▶ [Exercise requirements] Give the number of lines in the entries that contain "是正确的". State only the count.

[Source data]
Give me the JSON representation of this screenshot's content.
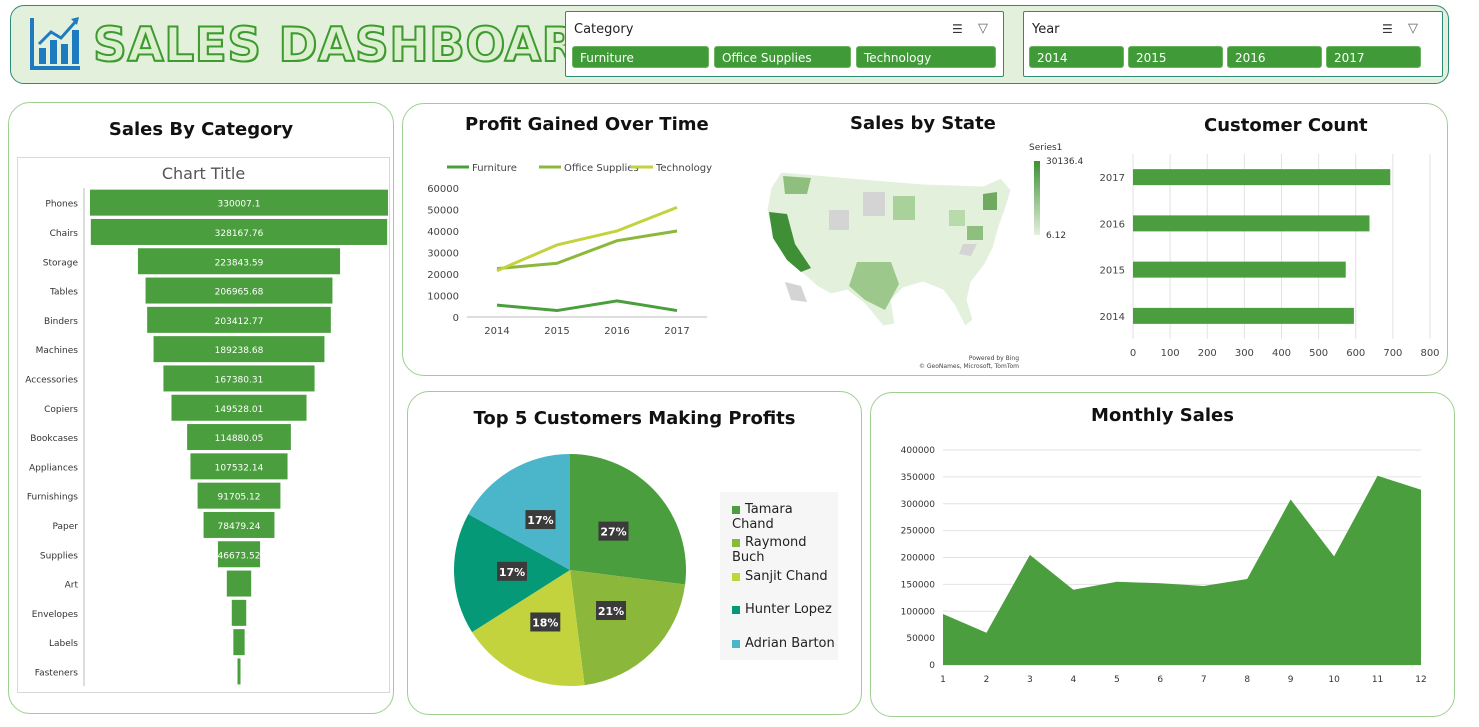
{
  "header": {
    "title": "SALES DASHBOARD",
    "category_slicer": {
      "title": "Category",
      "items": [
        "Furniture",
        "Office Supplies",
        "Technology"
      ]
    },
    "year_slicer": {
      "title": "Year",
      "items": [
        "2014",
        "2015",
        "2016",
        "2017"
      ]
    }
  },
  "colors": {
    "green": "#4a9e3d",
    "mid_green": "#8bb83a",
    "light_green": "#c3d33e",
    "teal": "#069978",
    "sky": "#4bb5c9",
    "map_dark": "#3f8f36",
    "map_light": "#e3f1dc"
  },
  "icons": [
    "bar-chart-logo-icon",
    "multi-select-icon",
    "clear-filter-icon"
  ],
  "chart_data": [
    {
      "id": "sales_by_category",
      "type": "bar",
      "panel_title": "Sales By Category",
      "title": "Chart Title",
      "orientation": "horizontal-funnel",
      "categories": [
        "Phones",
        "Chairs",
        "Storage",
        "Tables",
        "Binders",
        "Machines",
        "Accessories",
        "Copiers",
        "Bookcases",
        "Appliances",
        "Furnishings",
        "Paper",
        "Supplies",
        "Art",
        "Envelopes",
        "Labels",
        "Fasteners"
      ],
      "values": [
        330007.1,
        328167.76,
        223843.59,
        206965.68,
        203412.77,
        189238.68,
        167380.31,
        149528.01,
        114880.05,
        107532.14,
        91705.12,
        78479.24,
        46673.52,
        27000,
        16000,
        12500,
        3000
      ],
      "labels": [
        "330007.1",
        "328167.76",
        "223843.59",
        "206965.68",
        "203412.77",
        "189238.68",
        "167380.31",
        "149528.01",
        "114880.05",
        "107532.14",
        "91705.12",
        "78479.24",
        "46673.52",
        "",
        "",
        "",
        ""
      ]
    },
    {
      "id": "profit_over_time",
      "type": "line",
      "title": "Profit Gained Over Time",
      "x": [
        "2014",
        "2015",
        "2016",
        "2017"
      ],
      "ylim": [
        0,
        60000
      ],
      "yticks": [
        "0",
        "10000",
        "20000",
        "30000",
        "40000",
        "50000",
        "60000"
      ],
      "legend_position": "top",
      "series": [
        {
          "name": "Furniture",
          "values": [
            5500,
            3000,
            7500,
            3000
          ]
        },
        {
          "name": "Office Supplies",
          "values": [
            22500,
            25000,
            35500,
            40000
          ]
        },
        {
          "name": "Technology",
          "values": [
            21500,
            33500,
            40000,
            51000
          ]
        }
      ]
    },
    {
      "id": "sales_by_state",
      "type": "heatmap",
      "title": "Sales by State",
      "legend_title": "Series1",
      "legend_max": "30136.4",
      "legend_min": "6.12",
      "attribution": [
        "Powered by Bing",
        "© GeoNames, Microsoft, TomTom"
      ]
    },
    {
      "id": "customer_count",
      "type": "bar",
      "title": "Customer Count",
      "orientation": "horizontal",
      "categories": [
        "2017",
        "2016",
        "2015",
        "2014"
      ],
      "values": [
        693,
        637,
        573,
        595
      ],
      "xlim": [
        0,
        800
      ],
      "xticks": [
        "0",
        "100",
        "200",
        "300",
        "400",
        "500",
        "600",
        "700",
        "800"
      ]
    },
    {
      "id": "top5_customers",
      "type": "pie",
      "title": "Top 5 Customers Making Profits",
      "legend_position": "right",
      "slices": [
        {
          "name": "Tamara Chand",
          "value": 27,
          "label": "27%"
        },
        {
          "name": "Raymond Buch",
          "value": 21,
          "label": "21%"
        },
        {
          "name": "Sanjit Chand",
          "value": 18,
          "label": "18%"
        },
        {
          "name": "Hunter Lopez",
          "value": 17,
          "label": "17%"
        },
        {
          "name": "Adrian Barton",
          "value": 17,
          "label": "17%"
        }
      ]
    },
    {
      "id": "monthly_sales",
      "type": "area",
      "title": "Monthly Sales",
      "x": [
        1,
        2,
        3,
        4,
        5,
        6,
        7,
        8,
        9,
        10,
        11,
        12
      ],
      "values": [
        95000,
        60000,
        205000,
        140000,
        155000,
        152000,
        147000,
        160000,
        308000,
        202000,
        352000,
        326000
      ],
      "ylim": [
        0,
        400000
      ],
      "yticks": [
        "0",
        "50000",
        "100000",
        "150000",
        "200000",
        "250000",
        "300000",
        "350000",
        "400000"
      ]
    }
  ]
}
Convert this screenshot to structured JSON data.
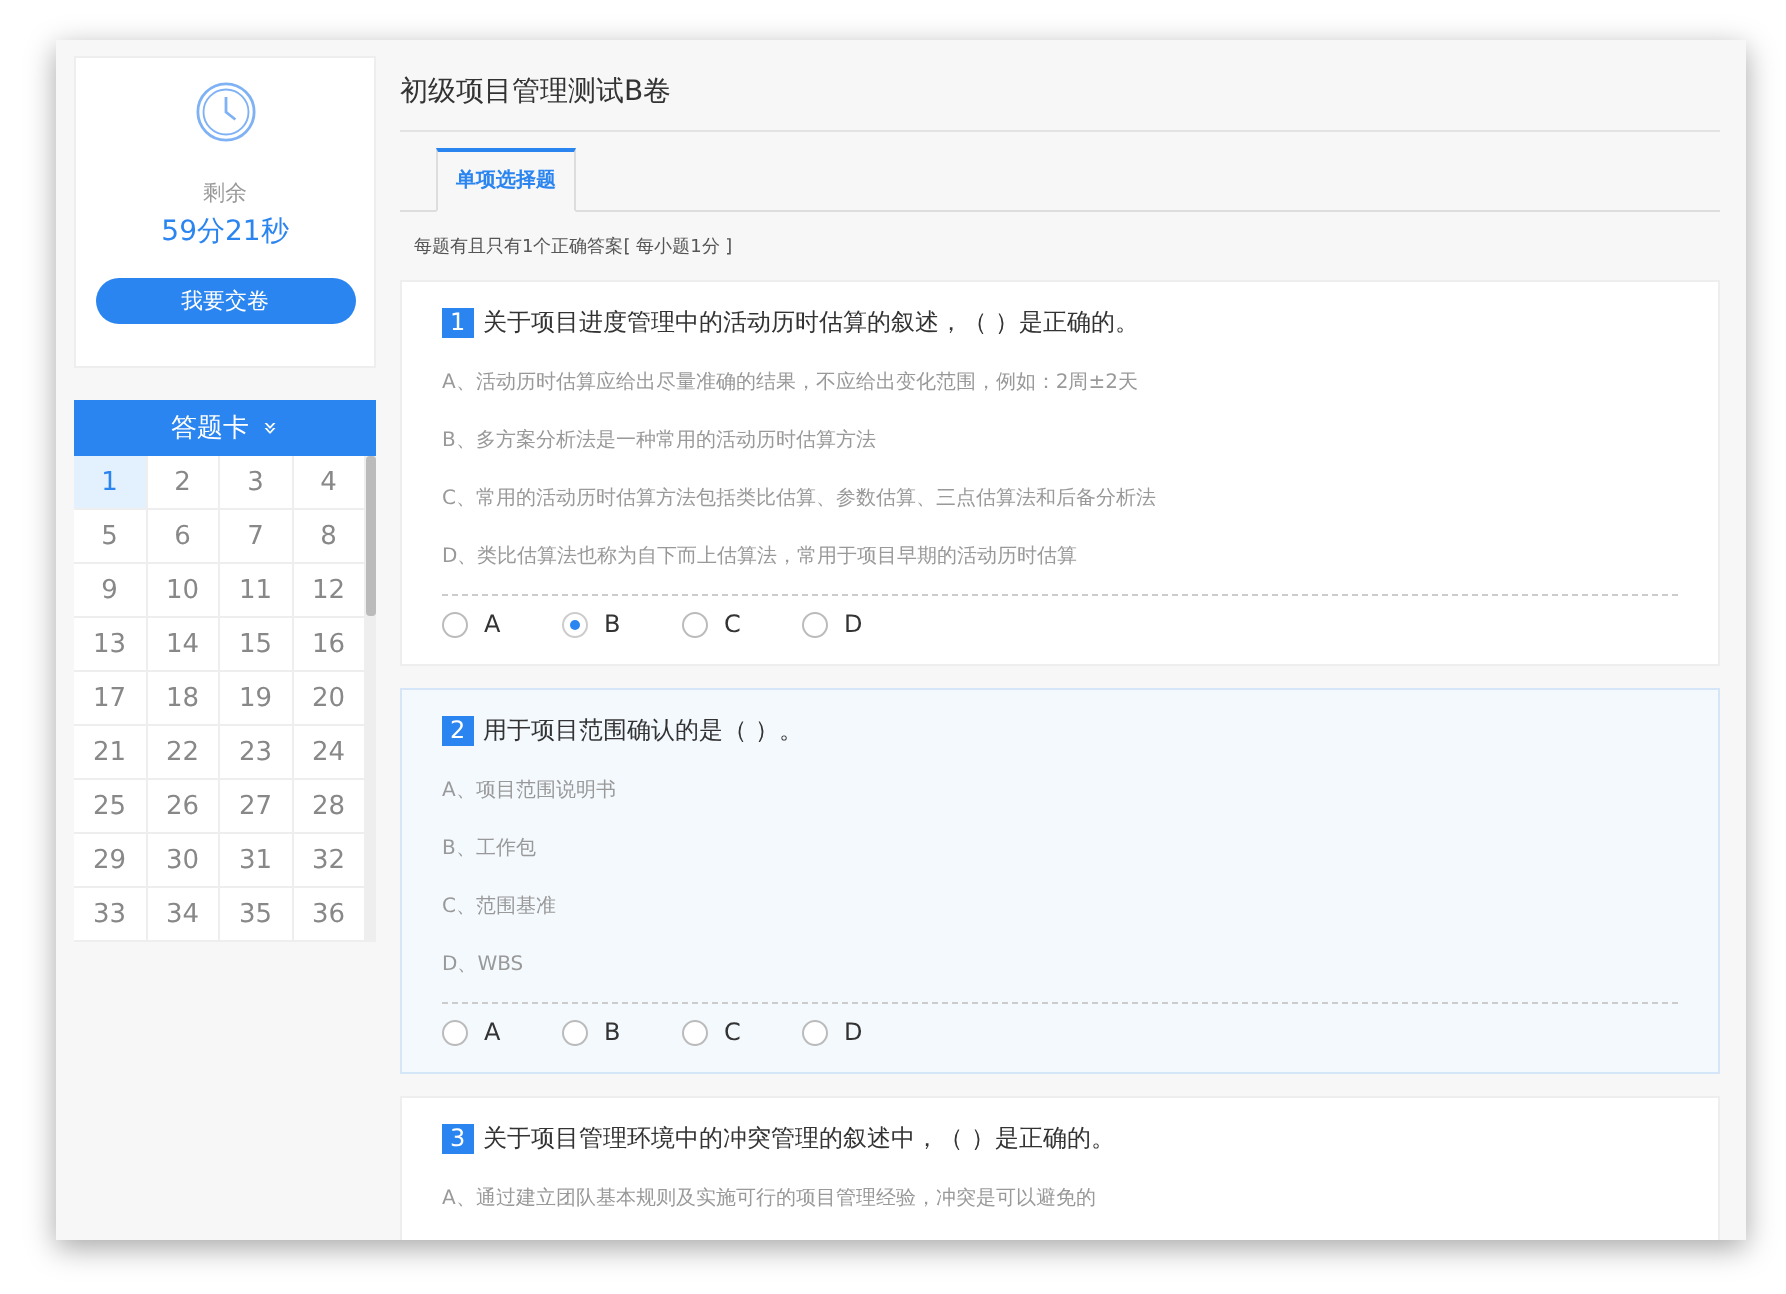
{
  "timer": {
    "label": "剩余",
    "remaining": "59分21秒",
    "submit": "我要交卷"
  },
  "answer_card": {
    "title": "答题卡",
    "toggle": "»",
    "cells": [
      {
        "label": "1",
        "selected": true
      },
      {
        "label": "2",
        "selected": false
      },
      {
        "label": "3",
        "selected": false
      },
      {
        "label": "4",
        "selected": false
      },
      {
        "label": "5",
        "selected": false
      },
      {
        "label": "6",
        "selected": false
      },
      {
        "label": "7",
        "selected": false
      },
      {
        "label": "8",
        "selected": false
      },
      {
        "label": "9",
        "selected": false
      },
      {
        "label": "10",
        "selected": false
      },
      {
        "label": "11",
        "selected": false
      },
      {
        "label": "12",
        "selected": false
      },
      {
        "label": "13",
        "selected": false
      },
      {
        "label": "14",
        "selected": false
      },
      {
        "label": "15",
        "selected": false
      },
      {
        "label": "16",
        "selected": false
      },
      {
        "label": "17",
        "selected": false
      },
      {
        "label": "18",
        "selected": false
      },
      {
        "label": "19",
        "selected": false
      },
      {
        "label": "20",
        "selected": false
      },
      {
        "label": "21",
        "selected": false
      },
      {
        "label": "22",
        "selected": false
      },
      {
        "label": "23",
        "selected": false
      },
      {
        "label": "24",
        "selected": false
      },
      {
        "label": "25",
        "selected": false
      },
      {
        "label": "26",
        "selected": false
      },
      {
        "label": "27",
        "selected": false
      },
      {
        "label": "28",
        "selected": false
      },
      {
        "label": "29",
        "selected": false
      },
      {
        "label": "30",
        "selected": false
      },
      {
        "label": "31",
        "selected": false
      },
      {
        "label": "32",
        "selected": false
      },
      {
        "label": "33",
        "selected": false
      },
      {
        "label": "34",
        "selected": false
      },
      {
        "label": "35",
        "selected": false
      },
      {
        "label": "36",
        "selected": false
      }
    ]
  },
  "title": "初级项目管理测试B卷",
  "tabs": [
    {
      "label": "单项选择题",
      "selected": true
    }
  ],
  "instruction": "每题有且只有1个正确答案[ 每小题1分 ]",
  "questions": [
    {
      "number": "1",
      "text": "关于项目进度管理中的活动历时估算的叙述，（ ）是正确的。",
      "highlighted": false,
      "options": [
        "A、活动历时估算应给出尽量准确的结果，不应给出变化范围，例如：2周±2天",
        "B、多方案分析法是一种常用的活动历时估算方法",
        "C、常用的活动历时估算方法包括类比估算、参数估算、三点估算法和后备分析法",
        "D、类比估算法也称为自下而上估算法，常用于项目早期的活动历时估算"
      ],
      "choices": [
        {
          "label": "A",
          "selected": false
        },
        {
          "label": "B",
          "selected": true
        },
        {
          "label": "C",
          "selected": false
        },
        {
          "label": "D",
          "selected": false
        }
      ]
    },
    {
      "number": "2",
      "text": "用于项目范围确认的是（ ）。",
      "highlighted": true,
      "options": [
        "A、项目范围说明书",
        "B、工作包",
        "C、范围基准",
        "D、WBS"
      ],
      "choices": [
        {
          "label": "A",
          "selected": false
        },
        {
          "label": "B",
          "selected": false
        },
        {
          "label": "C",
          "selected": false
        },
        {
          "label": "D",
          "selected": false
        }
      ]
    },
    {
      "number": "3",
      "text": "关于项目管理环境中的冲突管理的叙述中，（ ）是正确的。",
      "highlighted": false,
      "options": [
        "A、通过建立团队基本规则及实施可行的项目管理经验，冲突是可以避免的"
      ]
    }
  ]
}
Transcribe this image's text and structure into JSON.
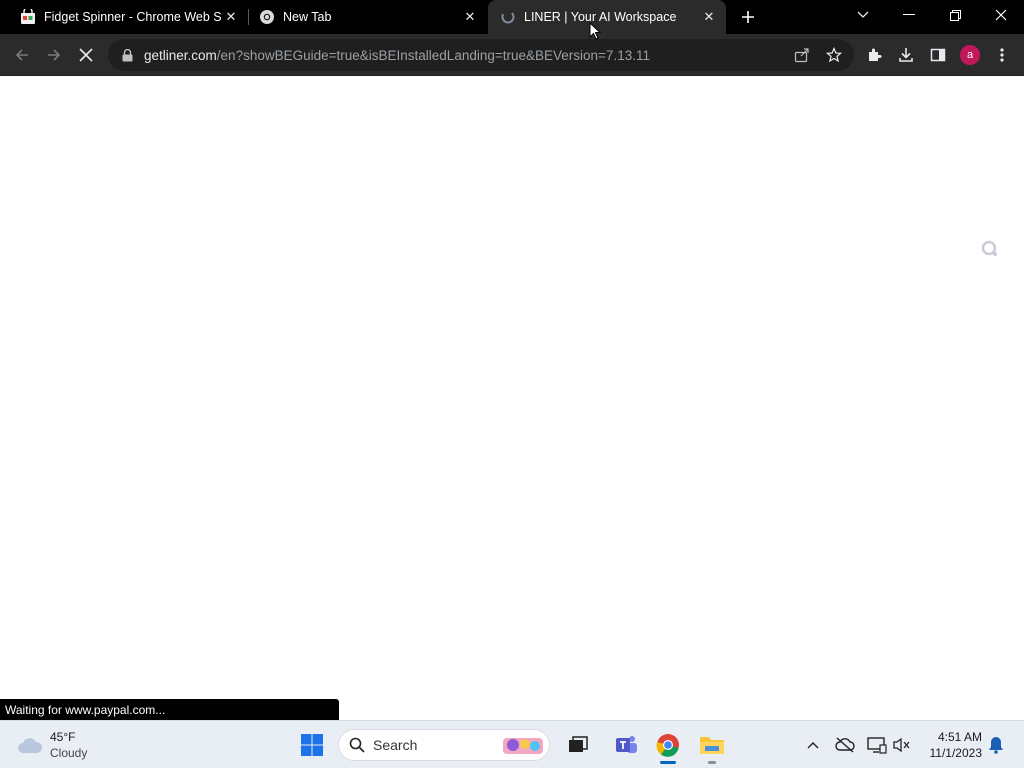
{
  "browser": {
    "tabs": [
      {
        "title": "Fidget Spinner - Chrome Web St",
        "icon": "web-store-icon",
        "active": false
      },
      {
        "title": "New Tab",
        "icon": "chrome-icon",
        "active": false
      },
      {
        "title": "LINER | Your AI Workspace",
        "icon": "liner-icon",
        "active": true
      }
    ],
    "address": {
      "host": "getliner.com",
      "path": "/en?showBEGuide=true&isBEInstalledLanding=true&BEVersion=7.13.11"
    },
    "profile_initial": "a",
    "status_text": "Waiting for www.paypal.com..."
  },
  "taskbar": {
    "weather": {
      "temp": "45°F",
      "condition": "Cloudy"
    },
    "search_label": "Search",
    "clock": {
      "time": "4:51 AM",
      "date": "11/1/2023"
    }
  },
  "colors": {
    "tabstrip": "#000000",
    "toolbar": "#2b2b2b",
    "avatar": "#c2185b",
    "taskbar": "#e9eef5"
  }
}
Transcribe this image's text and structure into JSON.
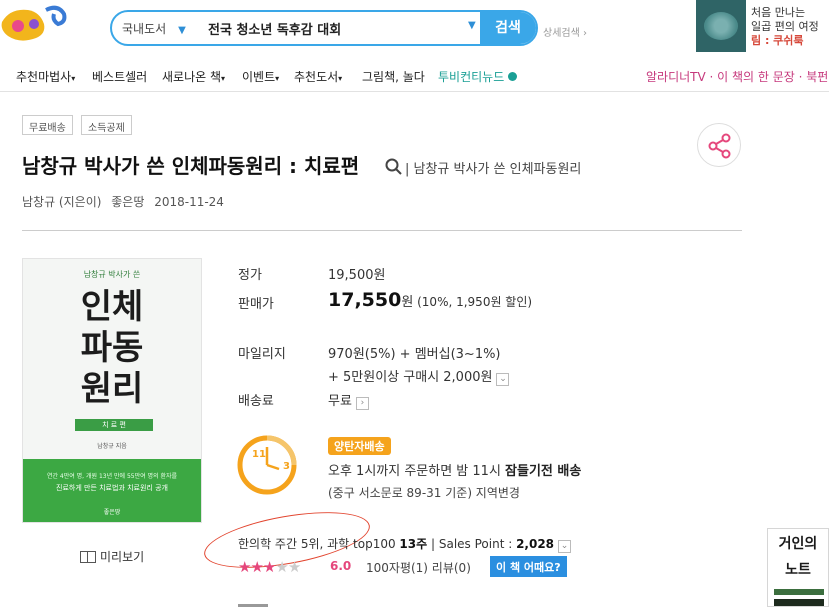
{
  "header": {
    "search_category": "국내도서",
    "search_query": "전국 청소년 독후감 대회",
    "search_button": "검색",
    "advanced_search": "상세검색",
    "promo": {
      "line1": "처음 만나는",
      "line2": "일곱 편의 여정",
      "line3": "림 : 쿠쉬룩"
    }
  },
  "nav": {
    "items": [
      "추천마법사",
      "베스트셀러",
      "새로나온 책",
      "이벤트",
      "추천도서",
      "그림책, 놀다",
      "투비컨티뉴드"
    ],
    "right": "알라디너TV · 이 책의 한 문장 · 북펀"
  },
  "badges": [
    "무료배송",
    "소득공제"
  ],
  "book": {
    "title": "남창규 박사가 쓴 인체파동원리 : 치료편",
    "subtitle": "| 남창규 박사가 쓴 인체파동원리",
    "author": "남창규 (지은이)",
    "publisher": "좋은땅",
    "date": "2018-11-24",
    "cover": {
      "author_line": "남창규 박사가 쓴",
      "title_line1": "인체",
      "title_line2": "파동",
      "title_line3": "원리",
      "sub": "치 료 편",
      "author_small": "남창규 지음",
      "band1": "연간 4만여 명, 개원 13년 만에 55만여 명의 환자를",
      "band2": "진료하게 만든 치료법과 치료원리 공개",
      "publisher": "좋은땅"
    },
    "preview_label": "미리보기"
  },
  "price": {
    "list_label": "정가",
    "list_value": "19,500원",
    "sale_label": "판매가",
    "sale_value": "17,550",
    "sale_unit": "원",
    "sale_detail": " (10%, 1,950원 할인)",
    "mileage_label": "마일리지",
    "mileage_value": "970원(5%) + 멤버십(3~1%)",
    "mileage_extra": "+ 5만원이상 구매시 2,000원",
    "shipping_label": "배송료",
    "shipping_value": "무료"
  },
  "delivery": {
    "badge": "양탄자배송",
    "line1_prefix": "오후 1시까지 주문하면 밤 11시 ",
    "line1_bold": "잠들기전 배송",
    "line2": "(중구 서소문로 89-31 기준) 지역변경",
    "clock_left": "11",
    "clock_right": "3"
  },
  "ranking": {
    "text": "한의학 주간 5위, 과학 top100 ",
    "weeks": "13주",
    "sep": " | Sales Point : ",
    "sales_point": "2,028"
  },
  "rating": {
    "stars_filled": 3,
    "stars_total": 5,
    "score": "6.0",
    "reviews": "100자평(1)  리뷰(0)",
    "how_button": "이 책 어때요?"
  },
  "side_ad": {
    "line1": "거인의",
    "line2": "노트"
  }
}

▶ [Expected answer] 2